## WRITTEN EXERCISE
From the entries below, copy every line where the string "Company" appears.

[Entries with figure data]
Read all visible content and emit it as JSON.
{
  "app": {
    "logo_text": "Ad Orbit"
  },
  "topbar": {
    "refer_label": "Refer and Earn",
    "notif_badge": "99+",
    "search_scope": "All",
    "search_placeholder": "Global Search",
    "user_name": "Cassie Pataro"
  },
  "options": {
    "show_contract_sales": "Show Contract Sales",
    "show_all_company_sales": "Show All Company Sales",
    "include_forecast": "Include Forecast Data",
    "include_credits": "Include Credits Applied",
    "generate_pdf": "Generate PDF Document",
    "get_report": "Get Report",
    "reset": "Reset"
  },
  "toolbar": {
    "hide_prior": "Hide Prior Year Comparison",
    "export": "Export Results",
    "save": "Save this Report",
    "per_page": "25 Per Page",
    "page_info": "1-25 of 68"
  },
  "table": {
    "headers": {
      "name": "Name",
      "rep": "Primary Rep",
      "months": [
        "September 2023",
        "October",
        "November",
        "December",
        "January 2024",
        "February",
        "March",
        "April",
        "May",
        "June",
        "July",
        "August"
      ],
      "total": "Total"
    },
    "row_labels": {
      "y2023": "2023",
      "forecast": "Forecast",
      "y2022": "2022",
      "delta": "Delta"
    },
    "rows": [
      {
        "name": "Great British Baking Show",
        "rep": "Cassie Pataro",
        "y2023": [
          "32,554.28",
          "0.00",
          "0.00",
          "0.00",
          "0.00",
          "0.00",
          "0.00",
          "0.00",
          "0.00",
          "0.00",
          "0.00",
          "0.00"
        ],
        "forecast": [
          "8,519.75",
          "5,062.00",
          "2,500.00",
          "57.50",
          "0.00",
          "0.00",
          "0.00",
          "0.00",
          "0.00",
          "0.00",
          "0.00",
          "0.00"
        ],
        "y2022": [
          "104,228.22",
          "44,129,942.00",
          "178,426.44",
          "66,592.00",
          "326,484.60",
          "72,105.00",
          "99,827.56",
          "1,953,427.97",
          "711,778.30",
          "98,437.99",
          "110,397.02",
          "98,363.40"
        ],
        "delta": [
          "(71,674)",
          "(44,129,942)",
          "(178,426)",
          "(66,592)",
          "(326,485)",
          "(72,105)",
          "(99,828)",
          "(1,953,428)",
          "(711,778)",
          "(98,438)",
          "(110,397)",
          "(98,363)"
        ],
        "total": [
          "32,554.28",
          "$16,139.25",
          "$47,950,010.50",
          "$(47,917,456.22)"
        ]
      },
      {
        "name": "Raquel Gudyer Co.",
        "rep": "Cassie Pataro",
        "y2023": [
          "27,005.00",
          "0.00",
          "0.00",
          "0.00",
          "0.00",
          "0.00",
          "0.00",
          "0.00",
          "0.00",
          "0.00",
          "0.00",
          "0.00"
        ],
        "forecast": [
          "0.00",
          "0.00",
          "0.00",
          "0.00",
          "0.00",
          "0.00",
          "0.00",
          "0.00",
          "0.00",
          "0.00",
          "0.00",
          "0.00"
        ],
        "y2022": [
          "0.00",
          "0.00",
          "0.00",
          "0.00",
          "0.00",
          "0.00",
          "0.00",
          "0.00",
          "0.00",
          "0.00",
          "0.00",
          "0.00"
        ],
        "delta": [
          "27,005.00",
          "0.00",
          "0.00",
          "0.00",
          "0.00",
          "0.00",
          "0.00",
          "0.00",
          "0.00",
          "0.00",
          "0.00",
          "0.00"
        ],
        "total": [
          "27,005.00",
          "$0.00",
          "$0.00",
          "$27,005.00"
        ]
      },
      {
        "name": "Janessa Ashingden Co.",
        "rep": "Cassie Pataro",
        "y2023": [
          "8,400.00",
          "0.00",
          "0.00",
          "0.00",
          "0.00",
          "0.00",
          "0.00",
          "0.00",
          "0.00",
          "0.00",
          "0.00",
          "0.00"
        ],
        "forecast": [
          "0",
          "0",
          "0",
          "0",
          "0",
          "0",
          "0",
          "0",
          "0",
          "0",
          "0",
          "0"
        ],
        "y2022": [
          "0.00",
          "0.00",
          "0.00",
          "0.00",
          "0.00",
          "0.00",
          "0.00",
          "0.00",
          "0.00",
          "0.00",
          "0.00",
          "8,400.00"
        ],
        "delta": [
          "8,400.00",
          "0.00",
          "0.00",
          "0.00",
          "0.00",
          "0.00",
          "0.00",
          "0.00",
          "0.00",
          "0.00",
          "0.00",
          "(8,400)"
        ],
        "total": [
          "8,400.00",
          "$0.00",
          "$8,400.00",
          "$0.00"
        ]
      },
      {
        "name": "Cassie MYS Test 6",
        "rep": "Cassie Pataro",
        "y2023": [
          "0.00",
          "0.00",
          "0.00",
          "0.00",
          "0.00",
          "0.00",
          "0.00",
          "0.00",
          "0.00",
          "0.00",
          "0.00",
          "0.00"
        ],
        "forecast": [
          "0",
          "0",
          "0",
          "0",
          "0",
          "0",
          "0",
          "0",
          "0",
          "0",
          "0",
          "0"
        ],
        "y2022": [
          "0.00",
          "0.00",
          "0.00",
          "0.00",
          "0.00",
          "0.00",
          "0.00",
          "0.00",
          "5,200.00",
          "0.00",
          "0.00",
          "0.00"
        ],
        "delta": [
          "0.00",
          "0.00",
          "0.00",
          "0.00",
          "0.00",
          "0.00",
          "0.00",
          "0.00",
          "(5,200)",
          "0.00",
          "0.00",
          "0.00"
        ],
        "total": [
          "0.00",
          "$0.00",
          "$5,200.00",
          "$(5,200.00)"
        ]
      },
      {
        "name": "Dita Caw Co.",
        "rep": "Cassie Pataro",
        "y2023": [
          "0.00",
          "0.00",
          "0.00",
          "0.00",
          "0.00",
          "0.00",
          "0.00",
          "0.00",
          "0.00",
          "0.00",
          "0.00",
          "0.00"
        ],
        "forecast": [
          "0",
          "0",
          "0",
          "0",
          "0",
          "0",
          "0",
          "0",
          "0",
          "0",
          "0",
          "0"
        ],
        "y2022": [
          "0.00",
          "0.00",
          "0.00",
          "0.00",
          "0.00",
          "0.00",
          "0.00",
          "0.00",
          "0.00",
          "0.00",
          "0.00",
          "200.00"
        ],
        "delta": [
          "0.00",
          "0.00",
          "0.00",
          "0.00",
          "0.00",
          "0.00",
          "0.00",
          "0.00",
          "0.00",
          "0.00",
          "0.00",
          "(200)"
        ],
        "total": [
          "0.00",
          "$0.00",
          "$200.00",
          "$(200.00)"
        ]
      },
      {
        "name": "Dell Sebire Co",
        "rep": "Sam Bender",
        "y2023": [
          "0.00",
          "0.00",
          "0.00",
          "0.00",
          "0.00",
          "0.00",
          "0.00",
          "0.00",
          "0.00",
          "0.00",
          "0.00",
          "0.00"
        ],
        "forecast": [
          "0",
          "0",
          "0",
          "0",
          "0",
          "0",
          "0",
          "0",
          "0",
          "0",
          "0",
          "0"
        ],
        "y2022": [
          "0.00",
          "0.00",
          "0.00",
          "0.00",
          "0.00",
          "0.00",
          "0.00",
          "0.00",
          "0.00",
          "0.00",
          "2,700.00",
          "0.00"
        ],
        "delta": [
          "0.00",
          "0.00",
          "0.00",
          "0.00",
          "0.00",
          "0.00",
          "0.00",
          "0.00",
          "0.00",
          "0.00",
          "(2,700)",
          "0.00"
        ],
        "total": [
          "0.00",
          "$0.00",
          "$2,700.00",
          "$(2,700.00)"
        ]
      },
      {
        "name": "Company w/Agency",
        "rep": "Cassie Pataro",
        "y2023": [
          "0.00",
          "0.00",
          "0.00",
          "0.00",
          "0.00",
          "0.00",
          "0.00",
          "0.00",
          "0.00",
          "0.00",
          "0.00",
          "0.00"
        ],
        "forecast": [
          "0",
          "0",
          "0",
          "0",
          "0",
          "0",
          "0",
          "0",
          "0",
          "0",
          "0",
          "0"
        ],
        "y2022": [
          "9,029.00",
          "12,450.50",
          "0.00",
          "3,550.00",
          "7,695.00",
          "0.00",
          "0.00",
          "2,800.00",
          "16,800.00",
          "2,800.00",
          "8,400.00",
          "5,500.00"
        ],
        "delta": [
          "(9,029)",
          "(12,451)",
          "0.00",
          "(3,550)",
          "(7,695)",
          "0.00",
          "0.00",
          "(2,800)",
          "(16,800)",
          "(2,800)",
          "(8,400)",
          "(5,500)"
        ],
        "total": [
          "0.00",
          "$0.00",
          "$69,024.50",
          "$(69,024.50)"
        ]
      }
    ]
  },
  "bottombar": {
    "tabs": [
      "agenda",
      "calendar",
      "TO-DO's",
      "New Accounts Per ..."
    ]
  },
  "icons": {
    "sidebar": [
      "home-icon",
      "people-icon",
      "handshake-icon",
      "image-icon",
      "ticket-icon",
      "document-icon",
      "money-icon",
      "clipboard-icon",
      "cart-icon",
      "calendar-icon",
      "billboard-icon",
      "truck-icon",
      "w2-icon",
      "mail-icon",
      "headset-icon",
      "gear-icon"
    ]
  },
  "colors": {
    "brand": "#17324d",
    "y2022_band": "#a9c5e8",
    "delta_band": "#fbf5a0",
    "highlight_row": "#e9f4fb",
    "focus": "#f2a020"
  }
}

## TASK ANSWER
    "show_all_company_sales": "Show All Company Sales",
        "name": "Company w/Agency",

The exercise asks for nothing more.